===== DATA SHOWN

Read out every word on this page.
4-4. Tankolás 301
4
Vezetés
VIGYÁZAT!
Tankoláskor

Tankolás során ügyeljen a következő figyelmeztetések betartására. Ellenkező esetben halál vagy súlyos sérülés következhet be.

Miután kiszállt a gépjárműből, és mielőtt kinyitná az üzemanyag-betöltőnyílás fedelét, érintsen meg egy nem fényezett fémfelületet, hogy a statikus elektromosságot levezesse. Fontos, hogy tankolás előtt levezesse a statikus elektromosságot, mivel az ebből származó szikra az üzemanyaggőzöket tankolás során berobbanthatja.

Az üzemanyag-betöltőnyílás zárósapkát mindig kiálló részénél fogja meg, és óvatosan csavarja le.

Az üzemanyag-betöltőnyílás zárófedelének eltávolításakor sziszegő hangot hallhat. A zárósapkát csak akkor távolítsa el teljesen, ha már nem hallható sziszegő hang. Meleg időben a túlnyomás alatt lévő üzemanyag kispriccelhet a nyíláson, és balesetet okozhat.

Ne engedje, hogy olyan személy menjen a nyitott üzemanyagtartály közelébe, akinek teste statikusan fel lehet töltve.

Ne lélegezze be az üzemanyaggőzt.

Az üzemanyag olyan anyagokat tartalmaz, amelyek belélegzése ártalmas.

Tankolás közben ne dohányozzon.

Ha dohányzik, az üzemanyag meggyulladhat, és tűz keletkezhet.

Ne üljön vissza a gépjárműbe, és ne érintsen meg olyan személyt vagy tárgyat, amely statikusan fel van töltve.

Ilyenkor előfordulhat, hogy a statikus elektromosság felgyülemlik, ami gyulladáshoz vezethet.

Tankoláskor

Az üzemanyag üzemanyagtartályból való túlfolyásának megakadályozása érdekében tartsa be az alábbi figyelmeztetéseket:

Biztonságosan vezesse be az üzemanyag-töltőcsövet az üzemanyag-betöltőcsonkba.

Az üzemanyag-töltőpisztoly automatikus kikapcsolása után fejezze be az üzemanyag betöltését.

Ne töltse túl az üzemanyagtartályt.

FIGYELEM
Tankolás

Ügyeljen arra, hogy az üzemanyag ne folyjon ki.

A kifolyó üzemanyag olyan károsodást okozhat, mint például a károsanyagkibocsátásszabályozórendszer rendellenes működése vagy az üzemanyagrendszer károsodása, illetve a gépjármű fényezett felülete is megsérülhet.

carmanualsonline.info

==========

Print the material once more, exactly.

◆ **RESPONSE TO THE TASK**:
Read out every word on this page.
4-4. Tankolás 301
4
Vezetés
VIGYÁZAT!
Tankoláskor

Tankolás során ügyeljen a következő figyelmeztetések betartására. Ellenkező esetben halál vagy súlyos sérülés következhet be.

Miután kiszállt a gépjárműből, és mielőtt kinyitná az üzemanyag-betöltőnyílás fedelét, érintsen meg egy nem fényezett fémfelületet, hogy a statikus elektromosságot levezesse. Fontos, hogy tankolás előtt levezesse a statikus elektromosságot, mivel az ebből származó szikra az üzemanyaggőzöket tankolás során berobbanthatja.

Az üzemanyag-betöltőnyílás zárósapkát mindig kiálló részénél fogja meg, és óvatosan csavarja le.

Az üzemanyag-betöltőnyílás zárófedelének eltávolításakor sziszegő hangot hallhat. A zárósapkát csak akkor távolítsa el teljesen, ha már nem hallható sziszegő hang. Meleg időben a túlnyomás alatt lévő üzemanyag kispriccelhet a nyíláson, és balesetet okozhat.

Ne engedje, hogy olyan személy menjen a nyitott üzemanyagtartály közelébe, akinek teste statikusan fel lehet töltve.

Ne lélegezze be az üzemanyaggőzt.

Az üzemanyag olyan anyagokat tartalmaz, amelyek belélegzése ártalmas.

Tankolás közben ne dohányozzon.

Ha dohányzik, az üzemanyag meggyulladhat, és tűz keletkezhet.

Ne üljön vissza a gépjárműbe, és ne érintsen meg olyan személyt vagy tárgyat, amely statikusan fel van töltve.

Ilyenkor előfordulhat, hogy a statikus elektromosság felgyülemlik, ami gyulladáshoz vezethet.

Tankoláskor

Az üzemanyag üzemanyagtartályból való túlfolyásának megakadályozása érdekében tartsa be az alábbi figyelmeztetéseket:

Biztonságosan vezesse be az üzemanyag-töltőcsövet az üzemanyag-betöltőcsonkba.

Az üzemanyag-töltőpisztoly automatikus kikapcsolása után fejezze be az üzemanyag betöltését.

Ne töltse túl az üzemanyagtartályt.

FIGYELEM
Tankolás

Ügyeljen arra, hogy az üzemanyag ne folyjon ki.

A kifolyó üzemanyag olyan károsodást okozhat, mint például a károsanyagkibocsátásszabályozórendszer rendellenes működése vagy az üzemanyagrendszer károsodása, illetve a gépjármű fényezett felülete is megsérülhet.

carmanualsonline.info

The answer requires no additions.